#### Exercise brief:
Go through the material below and copy each line where the word "this" appears.

(Records from a data collection)
——————
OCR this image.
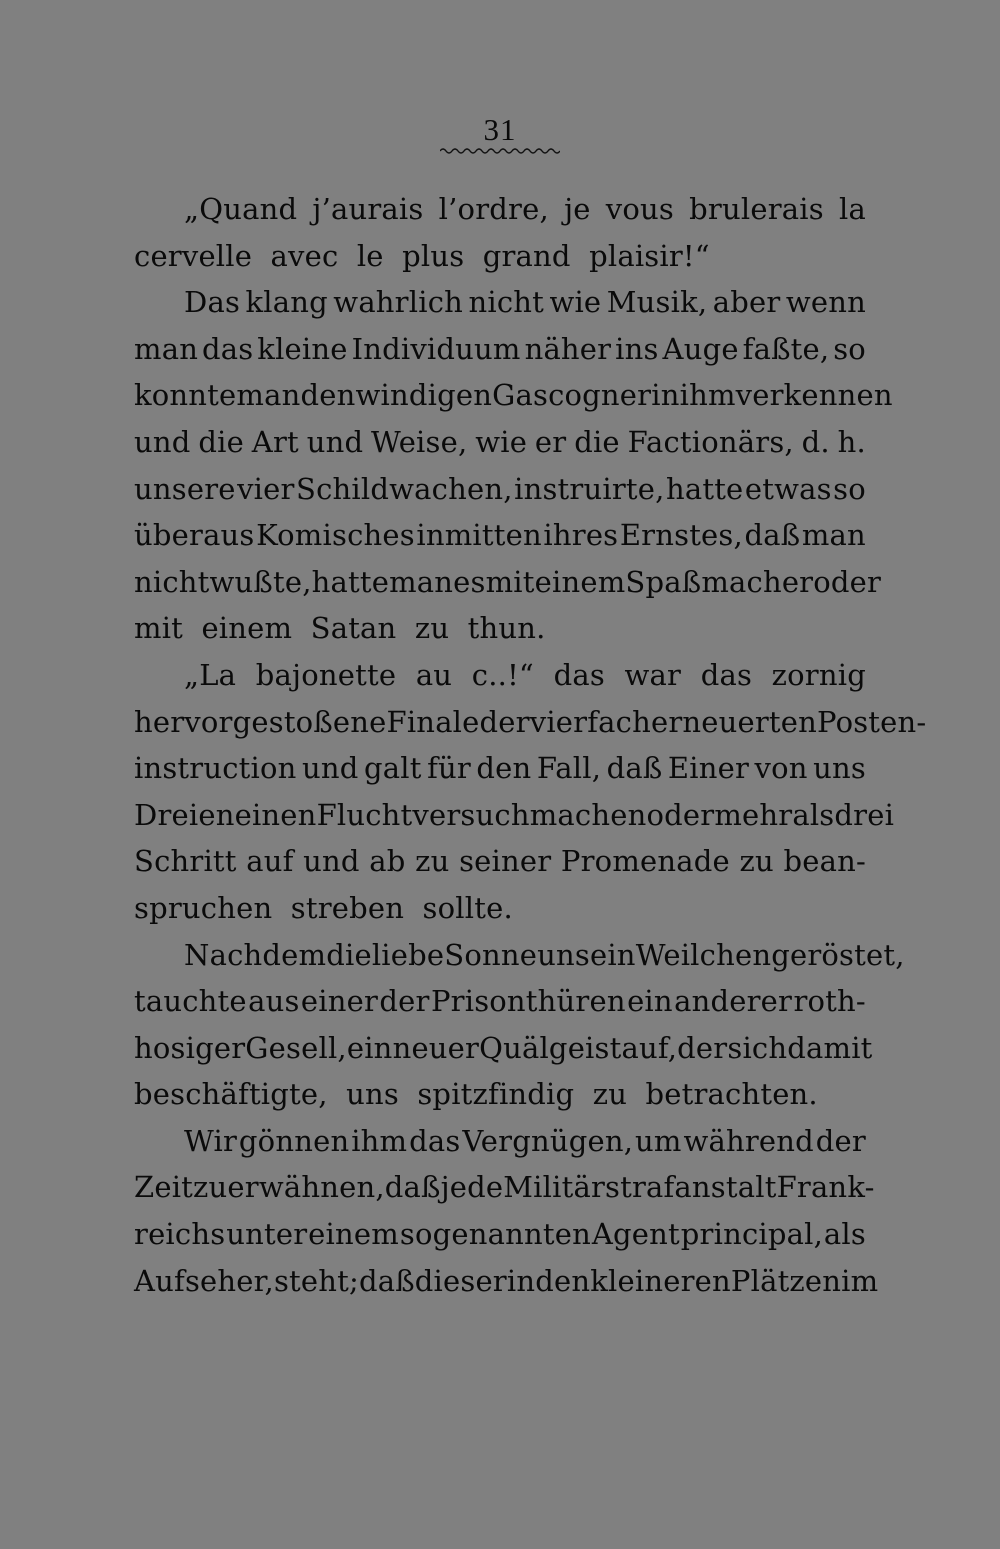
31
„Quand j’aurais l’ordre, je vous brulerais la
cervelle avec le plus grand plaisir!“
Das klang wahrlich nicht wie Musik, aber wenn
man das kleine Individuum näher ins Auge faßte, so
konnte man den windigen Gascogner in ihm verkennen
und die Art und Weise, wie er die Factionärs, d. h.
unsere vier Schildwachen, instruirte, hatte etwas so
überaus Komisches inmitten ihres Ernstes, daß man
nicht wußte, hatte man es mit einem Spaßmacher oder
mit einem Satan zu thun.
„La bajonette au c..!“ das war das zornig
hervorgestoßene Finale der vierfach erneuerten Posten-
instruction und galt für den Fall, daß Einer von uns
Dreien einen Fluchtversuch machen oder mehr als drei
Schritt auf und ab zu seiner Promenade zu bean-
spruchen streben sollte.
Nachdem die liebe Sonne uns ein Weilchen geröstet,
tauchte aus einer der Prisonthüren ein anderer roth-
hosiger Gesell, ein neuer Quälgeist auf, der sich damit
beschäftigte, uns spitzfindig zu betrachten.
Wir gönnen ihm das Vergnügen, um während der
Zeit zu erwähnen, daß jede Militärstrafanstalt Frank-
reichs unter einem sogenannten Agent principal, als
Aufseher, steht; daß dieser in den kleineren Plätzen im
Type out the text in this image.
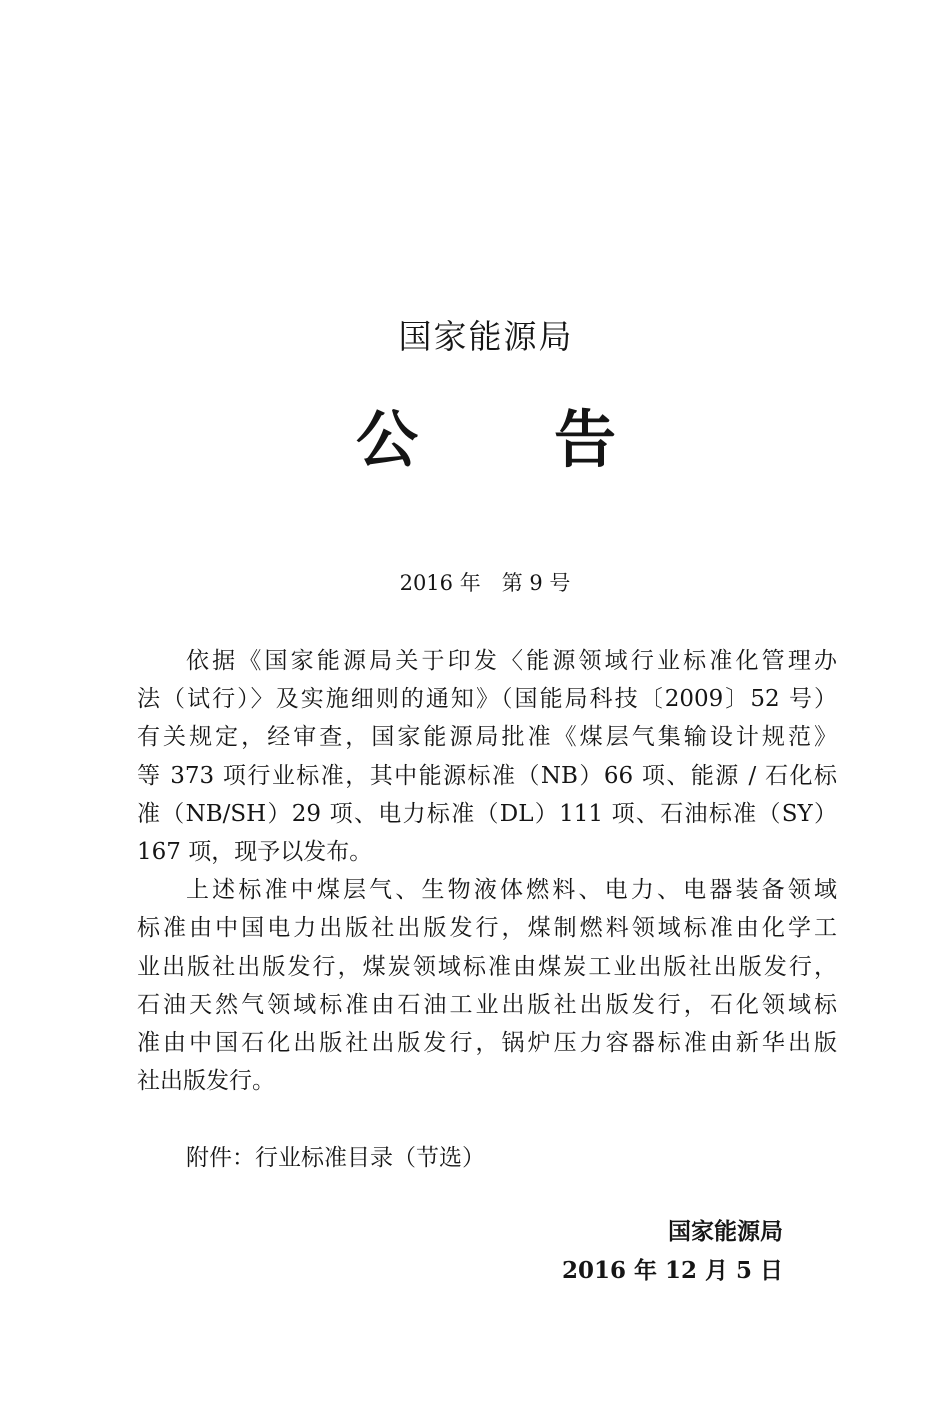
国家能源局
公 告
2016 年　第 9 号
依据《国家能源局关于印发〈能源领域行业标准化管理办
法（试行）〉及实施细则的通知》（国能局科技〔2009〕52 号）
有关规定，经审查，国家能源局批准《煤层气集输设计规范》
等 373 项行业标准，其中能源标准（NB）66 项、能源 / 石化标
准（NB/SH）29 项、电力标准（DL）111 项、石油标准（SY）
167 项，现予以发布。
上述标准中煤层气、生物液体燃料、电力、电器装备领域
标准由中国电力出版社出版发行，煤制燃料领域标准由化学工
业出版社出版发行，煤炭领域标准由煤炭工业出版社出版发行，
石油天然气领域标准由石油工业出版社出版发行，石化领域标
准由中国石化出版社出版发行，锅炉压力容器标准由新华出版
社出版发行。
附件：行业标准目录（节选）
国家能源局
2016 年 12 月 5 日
——————
#### Exercise solution:
OCR this image.
Type out the text in this image.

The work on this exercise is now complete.